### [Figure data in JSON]
((

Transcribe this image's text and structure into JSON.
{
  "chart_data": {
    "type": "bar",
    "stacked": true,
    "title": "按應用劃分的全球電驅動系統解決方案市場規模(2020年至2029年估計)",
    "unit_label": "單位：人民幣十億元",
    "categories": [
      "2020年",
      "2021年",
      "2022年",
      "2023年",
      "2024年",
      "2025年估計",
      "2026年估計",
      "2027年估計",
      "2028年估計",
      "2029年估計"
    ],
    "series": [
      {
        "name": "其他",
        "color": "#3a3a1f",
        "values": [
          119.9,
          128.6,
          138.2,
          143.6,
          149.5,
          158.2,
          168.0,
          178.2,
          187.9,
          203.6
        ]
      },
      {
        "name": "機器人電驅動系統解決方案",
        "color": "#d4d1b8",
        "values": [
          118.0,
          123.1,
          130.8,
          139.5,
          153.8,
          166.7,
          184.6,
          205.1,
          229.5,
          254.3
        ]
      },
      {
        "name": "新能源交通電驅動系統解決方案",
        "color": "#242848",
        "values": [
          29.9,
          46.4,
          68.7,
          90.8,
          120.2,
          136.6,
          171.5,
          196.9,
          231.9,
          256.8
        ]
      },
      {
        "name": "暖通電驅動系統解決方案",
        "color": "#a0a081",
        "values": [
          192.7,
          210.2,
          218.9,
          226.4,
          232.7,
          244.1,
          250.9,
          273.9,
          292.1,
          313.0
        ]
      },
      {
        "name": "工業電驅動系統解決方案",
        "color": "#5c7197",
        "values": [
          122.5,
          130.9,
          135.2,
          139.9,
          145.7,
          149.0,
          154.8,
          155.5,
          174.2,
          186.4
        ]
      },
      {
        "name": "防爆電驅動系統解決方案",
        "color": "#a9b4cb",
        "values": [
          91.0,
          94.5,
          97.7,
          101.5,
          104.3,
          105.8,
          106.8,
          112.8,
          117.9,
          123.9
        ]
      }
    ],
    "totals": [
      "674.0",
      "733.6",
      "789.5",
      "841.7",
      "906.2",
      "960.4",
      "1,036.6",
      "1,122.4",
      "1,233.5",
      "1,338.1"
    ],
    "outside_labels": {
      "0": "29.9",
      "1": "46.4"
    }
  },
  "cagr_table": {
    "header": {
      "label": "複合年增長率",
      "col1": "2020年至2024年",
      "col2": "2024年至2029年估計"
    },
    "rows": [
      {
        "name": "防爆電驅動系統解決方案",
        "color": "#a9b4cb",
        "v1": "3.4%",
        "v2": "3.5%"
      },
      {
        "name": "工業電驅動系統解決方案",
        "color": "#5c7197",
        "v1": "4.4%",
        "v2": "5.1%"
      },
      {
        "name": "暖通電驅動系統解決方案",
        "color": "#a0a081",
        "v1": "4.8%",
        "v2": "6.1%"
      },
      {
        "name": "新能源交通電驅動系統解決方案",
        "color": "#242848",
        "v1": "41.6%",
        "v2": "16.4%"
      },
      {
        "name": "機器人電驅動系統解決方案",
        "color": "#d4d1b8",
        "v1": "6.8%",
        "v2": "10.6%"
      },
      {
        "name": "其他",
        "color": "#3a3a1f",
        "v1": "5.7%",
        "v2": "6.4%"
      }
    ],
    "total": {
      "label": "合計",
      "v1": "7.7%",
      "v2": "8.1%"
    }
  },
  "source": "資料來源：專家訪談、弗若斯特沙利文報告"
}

))

### [WRITTEN INSTRUCTION]
Return all the data above once more, precisely as given.

### [FINISHED ANSWER]
Transcribe this image's text and structure into JSON.
{
  "chart_data": {
    "type": "bar",
    "stacked": true,
    "title": "按應用劃分的全球電驅動系統解決方案市場規模(2020年至2029年估計)",
    "unit_label": "單位：人民幣十億元",
    "categories": [
      "2020年",
      "2021年",
      "2022年",
      "2023年",
      "2024年",
      "2025年估計",
      "2026年估計",
      "2027年估計",
      "2028年估計",
      "2029年估計"
    ],
    "series": [
      {
        "name": "其他",
        "color": "#3a3a1f",
        "values": [
          119.9,
          128.6,
          138.2,
          143.6,
          149.5,
          158.2,
          168.0,
          178.2,
          187.9,
          203.6
        ]
      },
      {
        "name": "機器人電驅動系統解決方案",
        "color": "#d4d1b8",
        "values": [
          118.0,
          123.1,
          130.8,
          139.5,
          153.8,
          166.7,
          184.6,
          205.1,
          229.5,
          254.3
        ]
      },
      {
        "name": "新能源交通電驅動系統解決方案",
        "color": "#242848",
        "values": [
          29.9,
          46.4,
          68.7,
          90.8,
          120.2,
          136.6,
          171.5,
          196.9,
          231.9,
          256.8
        ]
      },
      {
        "name": "暖通電驅動系統解決方案",
        "color": "#a0a081",
        "values": [
          192.7,
          210.2,
          218.9,
          226.4,
          232.7,
          244.1,
          250.9,
          273.9,
          292.1,
          313.0
        ]
      },
      {
        "name": "工業電驅動系統解決方案",
        "color": "#5c7197",
        "values": [
          122.5,
          130.9,
          135.2,
          139.9,
          145.7,
          149.0,
          154.8,
          155.5,
          174.2,
          186.4
        ]
      },
      {
        "name": "防爆電驅動系統解決方案",
        "color": "#a9b4cb",
        "values": [
          91.0,
          94.5,
          97.7,
          101.5,
          104.3,
          105.8,
          106.8,
          112.8,
          117.9,
          123.9
        ]
      }
    ],
    "totals": [
      "674.0",
      "733.6",
      "789.5",
      "841.7",
      "906.2",
      "960.4",
      "1,036.6",
      "1,122.4",
      "1,233.5",
      "1,338.1"
    ],
    "outside_labels": {
      "0": "29.9",
      "1": "46.4"
    }
  },
  "cagr_table": {
    "header": {
      "label": "複合年增長率",
      "col1": "2020年至2024年",
      "col2": "2024年至2029年估計"
    },
    "rows": [
      {
        "name": "防爆電驅動系統解決方案",
        "color": "#a9b4cb",
        "v1": "3.4%",
        "v2": "3.5%"
      },
      {
        "name": "工業電驅動系統解決方案",
        "color": "#5c7197",
        "v1": "4.4%",
        "v2": "5.1%"
      },
      {
        "name": "暖通電驅動系統解決方案",
        "color": "#a0a081",
        "v1": "4.8%",
        "v2": "6.1%"
      },
      {
        "name": "新能源交通電驅動系統解決方案",
        "color": "#242848",
        "v1": "41.6%",
        "v2": "16.4%"
      },
      {
        "name": "機器人電驅動系統解決方案",
        "color": "#d4d1b8",
        "v1": "6.8%",
        "v2": "10.6%"
      },
      {
        "name": "其他",
        "color": "#3a3a1f",
        "v1": "5.7%",
        "v2": "6.4%"
      }
    ],
    "total": {
      "label": "合計",
      "v1": "7.7%",
      "v2": "8.1%"
    }
  },
  "source": "資料來源：專家訪談、弗若斯特沙利文報告"
}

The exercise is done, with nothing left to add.